*Requirement:*
In the material below, find how many lines contain the string "соответствии". Write only that number.

*Source records:*
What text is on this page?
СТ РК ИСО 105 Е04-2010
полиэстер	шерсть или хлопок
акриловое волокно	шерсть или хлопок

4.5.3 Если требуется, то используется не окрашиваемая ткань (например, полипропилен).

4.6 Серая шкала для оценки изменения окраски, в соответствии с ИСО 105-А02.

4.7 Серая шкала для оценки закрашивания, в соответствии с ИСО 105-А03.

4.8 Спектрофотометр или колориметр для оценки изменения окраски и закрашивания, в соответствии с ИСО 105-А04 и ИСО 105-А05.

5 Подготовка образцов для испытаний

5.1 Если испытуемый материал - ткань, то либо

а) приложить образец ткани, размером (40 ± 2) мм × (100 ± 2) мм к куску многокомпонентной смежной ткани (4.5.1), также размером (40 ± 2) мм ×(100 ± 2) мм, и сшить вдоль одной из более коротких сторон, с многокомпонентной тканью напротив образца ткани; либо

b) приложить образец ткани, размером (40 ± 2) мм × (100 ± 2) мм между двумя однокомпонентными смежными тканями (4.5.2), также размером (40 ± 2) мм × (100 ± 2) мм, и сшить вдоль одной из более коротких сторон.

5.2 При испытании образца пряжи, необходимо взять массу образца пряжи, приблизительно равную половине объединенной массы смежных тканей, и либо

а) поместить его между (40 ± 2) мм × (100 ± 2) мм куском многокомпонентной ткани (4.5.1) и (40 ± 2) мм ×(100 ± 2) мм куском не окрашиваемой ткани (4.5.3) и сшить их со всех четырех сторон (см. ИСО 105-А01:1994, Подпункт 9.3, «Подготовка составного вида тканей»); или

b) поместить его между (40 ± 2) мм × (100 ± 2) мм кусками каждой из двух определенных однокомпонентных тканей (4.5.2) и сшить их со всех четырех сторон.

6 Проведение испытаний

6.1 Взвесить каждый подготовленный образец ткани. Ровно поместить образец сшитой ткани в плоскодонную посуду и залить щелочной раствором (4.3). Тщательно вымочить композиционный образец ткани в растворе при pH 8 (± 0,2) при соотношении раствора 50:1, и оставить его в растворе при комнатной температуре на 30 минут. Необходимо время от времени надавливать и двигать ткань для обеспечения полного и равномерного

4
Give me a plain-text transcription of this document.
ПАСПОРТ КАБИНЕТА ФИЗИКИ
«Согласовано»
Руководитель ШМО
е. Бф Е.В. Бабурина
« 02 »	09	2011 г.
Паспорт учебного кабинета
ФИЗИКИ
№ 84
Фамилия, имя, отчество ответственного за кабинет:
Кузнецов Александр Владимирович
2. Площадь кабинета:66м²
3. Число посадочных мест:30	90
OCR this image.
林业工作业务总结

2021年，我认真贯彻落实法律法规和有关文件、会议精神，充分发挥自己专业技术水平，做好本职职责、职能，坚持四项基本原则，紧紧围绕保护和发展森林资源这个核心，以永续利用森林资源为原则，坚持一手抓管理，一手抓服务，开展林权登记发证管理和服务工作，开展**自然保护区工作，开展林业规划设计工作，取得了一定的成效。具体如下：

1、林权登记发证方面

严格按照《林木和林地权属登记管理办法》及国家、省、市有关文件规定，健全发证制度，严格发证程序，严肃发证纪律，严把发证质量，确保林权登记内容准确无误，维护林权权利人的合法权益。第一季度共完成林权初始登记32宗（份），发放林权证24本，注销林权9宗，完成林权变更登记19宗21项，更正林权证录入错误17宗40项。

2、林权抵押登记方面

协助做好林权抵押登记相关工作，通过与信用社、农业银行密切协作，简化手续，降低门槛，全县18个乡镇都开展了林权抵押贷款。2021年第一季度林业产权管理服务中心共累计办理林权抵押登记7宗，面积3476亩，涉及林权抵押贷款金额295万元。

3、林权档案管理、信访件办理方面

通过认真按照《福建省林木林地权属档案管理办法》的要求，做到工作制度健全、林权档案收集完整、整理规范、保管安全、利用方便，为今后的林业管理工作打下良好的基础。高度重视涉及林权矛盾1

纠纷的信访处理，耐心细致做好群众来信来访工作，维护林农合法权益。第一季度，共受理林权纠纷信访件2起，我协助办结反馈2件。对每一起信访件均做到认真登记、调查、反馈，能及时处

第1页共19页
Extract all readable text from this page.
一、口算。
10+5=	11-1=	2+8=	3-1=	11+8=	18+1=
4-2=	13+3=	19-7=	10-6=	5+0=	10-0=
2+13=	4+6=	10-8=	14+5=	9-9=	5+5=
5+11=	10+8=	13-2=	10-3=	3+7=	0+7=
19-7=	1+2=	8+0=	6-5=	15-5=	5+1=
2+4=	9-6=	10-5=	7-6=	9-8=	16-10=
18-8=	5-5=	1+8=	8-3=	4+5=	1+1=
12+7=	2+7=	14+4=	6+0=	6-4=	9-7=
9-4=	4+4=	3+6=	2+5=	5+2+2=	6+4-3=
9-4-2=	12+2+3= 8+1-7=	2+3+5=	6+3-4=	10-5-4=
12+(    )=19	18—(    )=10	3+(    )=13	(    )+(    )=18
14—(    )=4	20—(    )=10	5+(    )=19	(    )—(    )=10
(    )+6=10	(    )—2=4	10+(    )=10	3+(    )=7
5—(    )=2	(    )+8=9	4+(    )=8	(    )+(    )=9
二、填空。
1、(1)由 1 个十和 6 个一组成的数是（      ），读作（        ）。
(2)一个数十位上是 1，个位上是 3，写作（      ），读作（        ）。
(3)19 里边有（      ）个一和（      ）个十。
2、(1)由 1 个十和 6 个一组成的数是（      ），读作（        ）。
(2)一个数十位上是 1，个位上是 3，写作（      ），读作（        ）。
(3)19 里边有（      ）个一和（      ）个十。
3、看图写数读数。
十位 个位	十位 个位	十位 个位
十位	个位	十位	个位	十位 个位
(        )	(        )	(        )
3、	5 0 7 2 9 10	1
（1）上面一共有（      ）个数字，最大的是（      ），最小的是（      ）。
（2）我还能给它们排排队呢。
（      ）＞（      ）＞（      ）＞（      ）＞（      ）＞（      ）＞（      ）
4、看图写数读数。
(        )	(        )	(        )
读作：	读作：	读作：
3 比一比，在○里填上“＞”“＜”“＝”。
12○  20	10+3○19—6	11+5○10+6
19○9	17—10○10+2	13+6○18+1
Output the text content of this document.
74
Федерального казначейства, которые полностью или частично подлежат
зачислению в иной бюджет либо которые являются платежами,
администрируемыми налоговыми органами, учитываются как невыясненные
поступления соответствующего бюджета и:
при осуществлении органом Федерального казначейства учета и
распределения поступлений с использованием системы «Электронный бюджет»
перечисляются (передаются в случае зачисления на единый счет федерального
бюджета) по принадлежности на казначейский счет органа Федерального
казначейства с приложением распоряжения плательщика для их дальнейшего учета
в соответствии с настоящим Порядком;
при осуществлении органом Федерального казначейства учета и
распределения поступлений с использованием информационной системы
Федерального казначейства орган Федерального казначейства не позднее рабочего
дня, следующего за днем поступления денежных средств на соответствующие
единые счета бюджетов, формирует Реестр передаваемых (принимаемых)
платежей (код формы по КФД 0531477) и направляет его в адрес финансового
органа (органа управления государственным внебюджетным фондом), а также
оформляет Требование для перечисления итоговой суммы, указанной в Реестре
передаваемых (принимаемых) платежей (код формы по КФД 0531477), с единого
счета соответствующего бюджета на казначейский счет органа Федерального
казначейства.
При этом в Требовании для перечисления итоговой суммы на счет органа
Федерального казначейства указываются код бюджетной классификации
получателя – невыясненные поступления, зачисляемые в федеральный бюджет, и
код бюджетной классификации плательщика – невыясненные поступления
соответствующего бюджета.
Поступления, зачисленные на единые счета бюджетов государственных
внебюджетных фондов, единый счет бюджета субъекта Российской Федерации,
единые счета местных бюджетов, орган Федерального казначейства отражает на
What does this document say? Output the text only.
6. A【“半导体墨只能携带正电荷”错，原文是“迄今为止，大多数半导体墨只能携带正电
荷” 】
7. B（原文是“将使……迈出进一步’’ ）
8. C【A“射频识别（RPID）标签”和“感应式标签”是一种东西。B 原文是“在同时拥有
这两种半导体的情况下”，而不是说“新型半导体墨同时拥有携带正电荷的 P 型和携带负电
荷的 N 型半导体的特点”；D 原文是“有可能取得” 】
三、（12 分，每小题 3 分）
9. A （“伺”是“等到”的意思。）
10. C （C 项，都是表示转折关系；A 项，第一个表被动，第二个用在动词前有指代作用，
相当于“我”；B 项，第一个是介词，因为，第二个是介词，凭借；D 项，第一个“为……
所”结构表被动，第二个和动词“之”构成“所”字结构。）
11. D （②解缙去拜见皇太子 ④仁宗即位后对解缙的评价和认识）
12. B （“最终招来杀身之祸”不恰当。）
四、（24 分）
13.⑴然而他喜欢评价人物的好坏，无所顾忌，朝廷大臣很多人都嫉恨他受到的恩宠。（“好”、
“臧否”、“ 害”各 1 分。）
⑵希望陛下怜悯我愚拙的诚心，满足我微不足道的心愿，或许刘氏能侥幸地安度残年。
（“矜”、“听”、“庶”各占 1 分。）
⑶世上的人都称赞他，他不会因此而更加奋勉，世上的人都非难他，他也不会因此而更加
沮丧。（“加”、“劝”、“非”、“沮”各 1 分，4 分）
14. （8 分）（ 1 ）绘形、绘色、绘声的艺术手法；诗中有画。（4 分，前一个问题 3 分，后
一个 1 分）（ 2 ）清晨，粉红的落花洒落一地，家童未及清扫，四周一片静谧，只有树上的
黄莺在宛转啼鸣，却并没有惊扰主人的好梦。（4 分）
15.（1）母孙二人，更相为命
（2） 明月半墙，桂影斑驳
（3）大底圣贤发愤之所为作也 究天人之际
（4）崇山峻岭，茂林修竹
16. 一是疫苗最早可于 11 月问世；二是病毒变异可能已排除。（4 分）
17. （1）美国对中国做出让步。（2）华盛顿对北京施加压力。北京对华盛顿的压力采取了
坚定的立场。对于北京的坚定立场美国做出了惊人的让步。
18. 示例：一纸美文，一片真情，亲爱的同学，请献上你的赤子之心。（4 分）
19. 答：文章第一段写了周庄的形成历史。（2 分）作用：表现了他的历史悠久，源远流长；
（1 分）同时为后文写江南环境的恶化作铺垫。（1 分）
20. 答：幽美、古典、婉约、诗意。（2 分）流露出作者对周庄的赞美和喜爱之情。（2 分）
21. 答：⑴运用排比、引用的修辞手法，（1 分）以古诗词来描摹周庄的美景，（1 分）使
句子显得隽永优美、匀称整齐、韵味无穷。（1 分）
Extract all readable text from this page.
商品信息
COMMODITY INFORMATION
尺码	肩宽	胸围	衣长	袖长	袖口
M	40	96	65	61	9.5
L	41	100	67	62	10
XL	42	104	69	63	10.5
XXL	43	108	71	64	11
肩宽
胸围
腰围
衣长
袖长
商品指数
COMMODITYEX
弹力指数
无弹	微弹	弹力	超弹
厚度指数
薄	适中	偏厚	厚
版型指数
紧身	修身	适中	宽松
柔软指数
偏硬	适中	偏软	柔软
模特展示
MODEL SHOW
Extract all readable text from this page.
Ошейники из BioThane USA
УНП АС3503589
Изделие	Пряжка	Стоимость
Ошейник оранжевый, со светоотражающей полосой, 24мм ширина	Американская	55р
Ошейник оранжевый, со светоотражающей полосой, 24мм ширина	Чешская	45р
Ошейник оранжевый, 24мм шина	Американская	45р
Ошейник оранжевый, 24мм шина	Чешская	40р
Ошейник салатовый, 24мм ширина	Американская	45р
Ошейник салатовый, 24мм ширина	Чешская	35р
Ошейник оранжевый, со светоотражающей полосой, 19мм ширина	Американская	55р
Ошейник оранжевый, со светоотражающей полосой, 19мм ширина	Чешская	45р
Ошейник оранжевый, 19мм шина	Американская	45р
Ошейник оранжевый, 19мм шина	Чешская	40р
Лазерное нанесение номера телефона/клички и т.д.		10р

*Result:*
4